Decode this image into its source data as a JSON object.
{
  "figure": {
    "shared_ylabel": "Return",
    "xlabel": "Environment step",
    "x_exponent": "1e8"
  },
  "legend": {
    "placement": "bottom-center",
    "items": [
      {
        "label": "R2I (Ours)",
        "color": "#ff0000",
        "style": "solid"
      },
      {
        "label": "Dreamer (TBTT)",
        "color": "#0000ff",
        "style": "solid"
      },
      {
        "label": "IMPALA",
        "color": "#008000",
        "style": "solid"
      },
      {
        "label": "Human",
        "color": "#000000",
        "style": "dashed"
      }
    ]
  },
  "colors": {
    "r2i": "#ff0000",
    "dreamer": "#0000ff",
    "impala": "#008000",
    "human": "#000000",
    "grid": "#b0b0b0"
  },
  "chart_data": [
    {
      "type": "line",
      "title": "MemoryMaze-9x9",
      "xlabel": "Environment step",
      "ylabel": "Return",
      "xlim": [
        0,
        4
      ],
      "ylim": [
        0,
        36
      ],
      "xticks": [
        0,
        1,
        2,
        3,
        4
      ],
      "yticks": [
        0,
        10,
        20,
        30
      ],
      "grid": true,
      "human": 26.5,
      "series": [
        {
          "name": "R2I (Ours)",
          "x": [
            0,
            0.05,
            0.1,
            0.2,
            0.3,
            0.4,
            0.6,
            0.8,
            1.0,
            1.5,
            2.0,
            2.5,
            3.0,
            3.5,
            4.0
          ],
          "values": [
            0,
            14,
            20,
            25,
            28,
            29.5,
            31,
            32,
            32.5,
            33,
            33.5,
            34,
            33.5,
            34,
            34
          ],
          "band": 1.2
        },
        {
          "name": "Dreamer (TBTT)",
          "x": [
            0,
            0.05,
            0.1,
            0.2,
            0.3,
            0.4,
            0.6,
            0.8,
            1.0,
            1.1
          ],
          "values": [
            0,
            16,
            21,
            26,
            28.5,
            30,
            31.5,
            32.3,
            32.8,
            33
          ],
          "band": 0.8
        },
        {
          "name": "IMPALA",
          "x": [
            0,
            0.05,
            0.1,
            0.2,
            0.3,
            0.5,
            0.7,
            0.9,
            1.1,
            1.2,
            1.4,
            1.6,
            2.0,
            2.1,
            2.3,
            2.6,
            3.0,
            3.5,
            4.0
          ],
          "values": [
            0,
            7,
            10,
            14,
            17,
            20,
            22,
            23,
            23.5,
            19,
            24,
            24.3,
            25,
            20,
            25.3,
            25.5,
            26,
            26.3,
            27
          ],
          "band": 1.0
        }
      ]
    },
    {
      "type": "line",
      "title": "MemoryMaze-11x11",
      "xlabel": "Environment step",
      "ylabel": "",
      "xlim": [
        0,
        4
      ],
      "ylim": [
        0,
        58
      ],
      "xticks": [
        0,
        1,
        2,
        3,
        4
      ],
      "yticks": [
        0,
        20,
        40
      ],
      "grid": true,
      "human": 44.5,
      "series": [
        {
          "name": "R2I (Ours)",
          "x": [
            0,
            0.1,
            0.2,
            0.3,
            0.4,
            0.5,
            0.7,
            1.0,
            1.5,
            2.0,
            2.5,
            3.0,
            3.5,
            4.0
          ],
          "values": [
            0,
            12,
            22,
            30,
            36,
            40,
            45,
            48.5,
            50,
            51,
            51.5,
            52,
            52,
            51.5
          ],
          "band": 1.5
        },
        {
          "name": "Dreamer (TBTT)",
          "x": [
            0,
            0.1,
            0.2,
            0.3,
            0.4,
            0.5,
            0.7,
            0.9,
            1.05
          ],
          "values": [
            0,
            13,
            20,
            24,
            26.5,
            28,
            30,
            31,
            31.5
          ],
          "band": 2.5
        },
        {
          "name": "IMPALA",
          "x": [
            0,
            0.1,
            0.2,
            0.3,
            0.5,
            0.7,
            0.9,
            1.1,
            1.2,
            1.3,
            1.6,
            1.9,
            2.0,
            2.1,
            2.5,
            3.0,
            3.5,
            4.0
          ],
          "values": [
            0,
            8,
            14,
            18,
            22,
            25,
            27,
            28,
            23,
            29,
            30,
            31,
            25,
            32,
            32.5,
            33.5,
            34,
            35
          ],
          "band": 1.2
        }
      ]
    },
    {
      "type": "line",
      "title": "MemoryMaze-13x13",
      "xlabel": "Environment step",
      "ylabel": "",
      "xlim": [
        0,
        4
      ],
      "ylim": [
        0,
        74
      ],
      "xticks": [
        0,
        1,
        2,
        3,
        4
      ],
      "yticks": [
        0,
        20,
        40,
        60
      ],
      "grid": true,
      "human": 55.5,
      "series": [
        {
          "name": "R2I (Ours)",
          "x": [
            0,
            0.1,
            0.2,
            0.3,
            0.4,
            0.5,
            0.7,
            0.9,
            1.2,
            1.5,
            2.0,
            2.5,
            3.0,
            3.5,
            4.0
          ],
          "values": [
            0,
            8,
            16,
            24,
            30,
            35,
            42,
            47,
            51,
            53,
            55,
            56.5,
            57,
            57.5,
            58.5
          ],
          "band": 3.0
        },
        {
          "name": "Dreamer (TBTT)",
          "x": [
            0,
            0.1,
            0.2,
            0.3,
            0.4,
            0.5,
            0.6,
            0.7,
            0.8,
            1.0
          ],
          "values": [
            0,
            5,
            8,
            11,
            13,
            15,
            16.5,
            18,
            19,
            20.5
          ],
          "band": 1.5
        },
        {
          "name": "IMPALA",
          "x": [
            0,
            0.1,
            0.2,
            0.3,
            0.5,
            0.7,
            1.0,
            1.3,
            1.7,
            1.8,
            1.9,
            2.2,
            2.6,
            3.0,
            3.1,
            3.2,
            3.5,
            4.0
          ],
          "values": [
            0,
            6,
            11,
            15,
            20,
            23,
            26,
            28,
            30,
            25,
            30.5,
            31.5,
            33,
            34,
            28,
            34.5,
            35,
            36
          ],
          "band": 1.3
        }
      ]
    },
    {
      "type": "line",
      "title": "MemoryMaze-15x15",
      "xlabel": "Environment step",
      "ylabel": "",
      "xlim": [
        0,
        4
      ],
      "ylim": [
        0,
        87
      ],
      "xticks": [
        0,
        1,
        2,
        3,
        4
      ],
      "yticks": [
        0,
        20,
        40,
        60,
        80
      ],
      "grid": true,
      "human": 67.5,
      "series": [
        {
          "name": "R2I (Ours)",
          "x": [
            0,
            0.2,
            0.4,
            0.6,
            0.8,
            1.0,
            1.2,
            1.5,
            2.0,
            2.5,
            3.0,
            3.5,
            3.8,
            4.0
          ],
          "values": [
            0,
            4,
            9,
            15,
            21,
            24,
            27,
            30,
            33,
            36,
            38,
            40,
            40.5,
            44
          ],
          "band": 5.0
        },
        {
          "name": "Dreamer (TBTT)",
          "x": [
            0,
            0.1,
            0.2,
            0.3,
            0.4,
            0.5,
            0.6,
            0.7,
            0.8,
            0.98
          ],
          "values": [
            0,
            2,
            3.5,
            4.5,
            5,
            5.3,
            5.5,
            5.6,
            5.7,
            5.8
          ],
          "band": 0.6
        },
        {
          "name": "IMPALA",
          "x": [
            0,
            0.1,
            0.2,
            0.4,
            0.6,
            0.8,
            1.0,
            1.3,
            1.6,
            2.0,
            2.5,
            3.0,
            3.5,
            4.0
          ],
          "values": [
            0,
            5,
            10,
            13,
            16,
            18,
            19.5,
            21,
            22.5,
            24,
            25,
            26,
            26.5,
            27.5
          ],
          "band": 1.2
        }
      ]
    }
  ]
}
◆ ◆ ◆ ◆ ◆
> GIVEN PROBLEM:
Restate each record word for word.

> SOLUTION TO THIS TASK:
Decode this image into its source data as a JSON object.
{
  "figure": {
    "shared_ylabel": "Return",
    "xlabel": "Environment step",
    "x_exponent": "1e8"
  },
  "legend": {
    "placement": "bottom-center",
    "items": [
      {
        "label": "R2I (Ours)",
        "color": "#ff0000",
        "style": "solid"
      },
      {
        "label": "Dreamer (TBTT)",
        "color": "#0000ff",
        "style": "solid"
      },
      {
        "label": "IMPALA",
        "color": "#008000",
        "style": "solid"
      },
      {
        "label": "Human",
        "color": "#000000",
        "style": "dashed"
      }
    ]
  },
  "colors": {
    "r2i": "#ff0000",
    "dreamer": "#0000ff",
    "impala": "#008000",
    "human": "#000000",
    "grid": "#b0b0b0"
  },
  "chart_data": [
    {
      "type": "line",
      "title": "MemoryMaze-9x9",
      "xlabel": "Environment step",
      "ylabel": "Return",
      "xlim": [
        0,
        4
      ],
      "ylim": [
        0,
        36
      ],
      "xticks": [
        0,
        1,
        2,
        3,
        4
      ],
      "yticks": [
        0,
        10,
        20,
        30
      ],
      "grid": true,
      "human": 26.5,
      "series": [
        {
          "name": "R2I (Ours)",
          "x": [
            0,
            0.05,
            0.1,
            0.2,
            0.3,
            0.4,
            0.6,
            0.8,
            1.0,
            1.5,
            2.0,
            2.5,
            3.0,
            3.5,
            4.0
          ],
          "values": [
            0,
            14,
            20,
            25,
            28,
            29.5,
            31,
            32,
            32.5,
            33,
            33.5,
            34,
            33.5,
            34,
            34
          ],
          "band": 1.2
        },
        {
          "name": "Dreamer (TBTT)",
          "x": [
            0,
            0.05,
            0.1,
            0.2,
            0.3,
            0.4,
            0.6,
            0.8,
            1.0,
            1.1
          ],
          "values": [
            0,
            16,
            21,
            26,
            28.5,
            30,
            31.5,
            32.3,
            32.8,
            33
          ],
          "band": 0.8
        },
        {
          "name": "IMPALA",
          "x": [
            0,
            0.05,
            0.1,
            0.2,
            0.3,
            0.5,
            0.7,
            0.9,
            1.1,
            1.2,
            1.4,
            1.6,
            2.0,
            2.1,
            2.3,
            2.6,
            3.0,
            3.5,
            4.0
          ],
          "values": [
            0,
            7,
            10,
            14,
            17,
            20,
            22,
            23,
            23.5,
            19,
            24,
            24.3,
            25,
            20,
            25.3,
            25.5,
            26,
            26.3,
            27
          ],
          "band": 1.0
        }
      ]
    },
    {
      "type": "line",
      "title": "MemoryMaze-11x11",
      "xlabel": "Environment step",
      "ylabel": "",
      "xlim": [
        0,
        4
      ],
      "ylim": [
        0,
        58
      ],
      "xticks": [
        0,
        1,
        2,
        3,
        4
      ],
      "yticks": [
        0,
        20,
        40
      ],
      "grid": true,
      "human": 44.5,
      "series": [
        {
          "name": "R2I (Ours)",
          "x": [
            0,
            0.1,
            0.2,
            0.3,
            0.4,
            0.5,
            0.7,
            1.0,
            1.5,
            2.0,
            2.5,
            3.0,
            3.5,
            4.0
          ],
          "values": [
            0,
            12,
            22,
            30,
            36,
            40,
            45,
            48.5,
            50,
            51,
            51.5,
            52,
            52,
            51.5
          ],
          "band": 1.5
        },
        {
          "name": "Dreamer (TBTT)",
          "x": [
            0,
            0.1,
            0.2,
            0.3,
            0.4,
            0.5,
            0.7,
            0.9,
            1.05
          ],
          "values": [
            0,
            13,
            20,
            24,
            26.5,
            28,
            30,
            31,
            31.5
          ],
          "band": 2.5
        },
        {
          "name": "IMPALA",
          "x": [
            0,
            0.1,
            0.2,
            0.3,
            0.5,
            0.7,
            0.9,
            1.1,
            1.2,
            1.3,
            1.6,
            1.9,
            2.0,
            2.1,
            2.5,
            3.0,
            3.5,
            4.0
          ],
          "values": [
            0,
            8,
            14,
            18,
            22,
            25,
            27,
            28,
            23,
            29,
            30,
            31,
            25,
            32,
            32.5,
            33.5,
            34,
            35
          ],
          "band": 1.2
        }
      ]
    },
    {
      "type": "line",
      "title": "MemoryMaze-13x13",
      "xlabel": "Environment step",
      "ylabel": "",
      "xlim": [
        0,
        4
      ],
      "ylim": [
        0,
        74
      ],
      "xticks": [
        0,
        1,
        2,
        3,
        4
      ],
      "yticks": [
        0,
        20,
        40,
        60
      ],
      "grid": true,
      "human": 55.5,
      "series": [
        {
          "name": "R2I (Ours)",
          "x": [
            0,
            0.1,
            0.2,
            0.3,
            0.4,
            0.5,
            0.7,
            0.9,
            1.2,
            1.5,
            2.0,
            2.5,
            3.0,
            3.5,
            4.0
          ],
          "values": [
            0,
            8,
            16,
            24,
            30,
            35,
            42,
            47,
            51,
            53,
            55,
            56.5,
            57,
            57.5,
            58.5
          ],
          "band": 3.0
        },
        {
          "name": "Dreamer (TBTT)",
          "x": [
            0,
            0.1,
            0.2,
            0.3,
            0.4,
            0.5,
            0.6,
            0.7,
            0.8,
            1.0
          ],
          "values": [
            0,
            5,
            8,
            11,
            13,
            15,
            16.5,
            18,
            19,
            20.5
          ],
          "band": 1.5
        },
        {
          "name": "IMPALA",
          "x": [
            0,
            0.1,
            0.2,
            0.3,
            0.5,
            0.7,
            1.0,
            1.3,
            1.7,
            1.8,
            1.9,
            2.2,
            2.6,
            3.0,
            3.1,
            3.2,
            3.5,
            4.0
          ],
          "values": [
            0,
            6,
            11,
            15,
            20,
            23,
            26,
            28,
            30,
            25,
            30.5,
            31.5,
            33,
            34,
            28,
            34.5,
            35,
            36
          ],
          "band": 1.3
        }
      ]
    },
    {
      "type": "line",
      "title": "MemoryMaze-15x15",
      "xlabel": "Environment step",
      "ylabel": "",
      "xlim": [
        0,
        4
      ],
      "ylim": [
        0,
        87
      ],
      "xticks": [
        0,
        1,
        2,
        3,
        4
      ],
      "yticks": [
        0,
        20,
        40,
        60,
        80
      ],
      "grid": true,
      "human": 67.5,
      "series": [
        {
          "name": "R2I (Ours)",
          "x": [
            0,
            0.2,
            0.4,
            0.6,
            0.8,
            1.0,
            1.2,
            1.5,
            2.0,
            2.5,
            3.0,
            3.5,
            3.8,
            4.0
          ],
          "values": [
            0,
            4,
            9,
            15,
            21,
            24,
            27,
            30,
            33,
            36,
            38,
            40,
            40.5,
            44
          ],
          "band": 5.0
        },
        {
          "name": "Dreamer (TBTT)",
          "x": [
            0,
            0.1,
            0.2,
            0.3,
            0.4,
            0.5,
            0.6,
            0.7,
            0.8,
            0.98
          ],
          "values": [
            0,
            2,
            3.5,
            4.5,
            5,
            5.3,
            5.5,
            5.6,
            5.7,
            5.8
          ],
          "band": 0.6
        },
        {
          "name": "IMPALA",
          "x": [
            0,
            0.1,
            0.2,
            0.4,
            0.6,
            0.8,
            1.0,
            1.3,
            1.6,
            2.0,
            2.5,
            3.0,
            3.5,
            4.0
          ],
          "values": [
            0,
            5,
            10,
            13,
            16,
            18,
            19.5,
            21,
            22.5,
            24,
            25,
            26,
            26.5,
            27.5
          ],
          "band": 1.2
        }
      ]
    }
  ]
}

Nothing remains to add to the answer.